Figure record extracts
+ + + + +
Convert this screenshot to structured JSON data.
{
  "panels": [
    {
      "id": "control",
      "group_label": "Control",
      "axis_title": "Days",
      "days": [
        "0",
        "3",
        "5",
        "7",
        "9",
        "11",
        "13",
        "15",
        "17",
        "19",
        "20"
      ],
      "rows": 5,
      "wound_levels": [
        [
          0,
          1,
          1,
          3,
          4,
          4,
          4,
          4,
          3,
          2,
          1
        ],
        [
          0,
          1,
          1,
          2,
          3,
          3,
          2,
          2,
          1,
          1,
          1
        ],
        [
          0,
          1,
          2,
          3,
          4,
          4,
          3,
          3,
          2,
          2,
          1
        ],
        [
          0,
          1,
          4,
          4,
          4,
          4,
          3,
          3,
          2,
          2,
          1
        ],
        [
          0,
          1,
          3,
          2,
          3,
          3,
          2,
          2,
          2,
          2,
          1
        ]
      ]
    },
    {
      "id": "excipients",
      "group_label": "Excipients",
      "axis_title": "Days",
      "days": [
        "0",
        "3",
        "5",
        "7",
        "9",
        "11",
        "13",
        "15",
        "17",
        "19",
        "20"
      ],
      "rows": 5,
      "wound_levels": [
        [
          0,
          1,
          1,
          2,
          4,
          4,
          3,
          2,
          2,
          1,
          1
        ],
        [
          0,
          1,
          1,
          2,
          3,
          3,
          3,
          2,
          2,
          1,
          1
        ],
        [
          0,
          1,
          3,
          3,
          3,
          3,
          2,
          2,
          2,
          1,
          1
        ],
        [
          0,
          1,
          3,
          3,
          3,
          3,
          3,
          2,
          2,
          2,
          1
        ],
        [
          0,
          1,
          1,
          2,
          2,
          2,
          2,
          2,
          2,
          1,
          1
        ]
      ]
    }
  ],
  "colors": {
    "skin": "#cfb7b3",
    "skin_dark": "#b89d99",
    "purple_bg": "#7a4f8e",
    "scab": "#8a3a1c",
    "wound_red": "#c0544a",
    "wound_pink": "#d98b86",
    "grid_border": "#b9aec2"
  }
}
+ + + + +
▶ _WHAT IS EXPECTED_
Restate the data above word for word.

▶ _CORRECT OUTPUT_
Convert this screenshot to structured JSON data.
{
  "panels": [
    {
      "id": "control",
      "group_label": "Control",
      "axis_title": "Days",
      "days": [
        "0",
        "3",
        "5",
        "7",
        "9",
        "11",
        "13",
        "15",
        "17",
        "19",
        "20"
      ],
      "rows": 5,
      "wound_levels": [
        [
          0,
          1,
          1,
          3,
          4,
          4,
          4,
          4,
          3,
          2,
          1
        ],
        [
          0,
          1,
          1,
          2,
          3,
          3,
          2,
          2,
          1,
          1,
          1
        ],
        [
          0,
          1,
          2,
          3,
          4,
          4,
          3,
          3,
          2,
          2,
          1
        ],
        [
          0,
          1,
          4,
          4,
          4,
          4,
          3,
          3,
          2,
          2,
          1
        ],
        [
          0,
          1,
          3,
          2,
          3,
          3,
          2,
          2,
          2,
          2,
          1
        ]
      ]
    },
    {
      "id": "excipients",
      "group_label": "Excipients",
      "axis_title": "Days",
      "days": [
        "0",
        "3",
        "5",
        "7",
        "9",
        "11",
        "13",
        "15",
        "17",
        "19",
        "20"
      ],
      "rows": 5,
      "wound_levels": [
        [
          0,
          1,
          1,
          2,
          4,
          4,
          3,
          2,
          2,
          1,
          1
        ],
        [
          0,
          1,
          1,
          2,
          3,
          3,
          3,
          2,
          2,
          1,
          1
        ],
        [
          0,
          1,
          3,
          3,
          3,
          3,
          2,
          2,
          2,
          1,
          1
        ],
        [
          0,
          1,
          3,
          3,
          3,
          3,
          3,
          2,
          2,
          2,
          1
        ],
        [
          0,
          1,
          1,
          2,
          2,
          2,
          2,
          2,
          2,
          1,
          1
        ]
      ]
    }
  ],
  "colors": {
    "skin": "#cfb7b3",
    "skin_dark": "#b89d99",
    "purple_bg": "#7a4f8e",
    "scab": "#8a3a1c",
    "wound_red": "#c0544a",
    "wound_pink": "#d98b86",
    "grid_border": "#b9aec2"
  }
}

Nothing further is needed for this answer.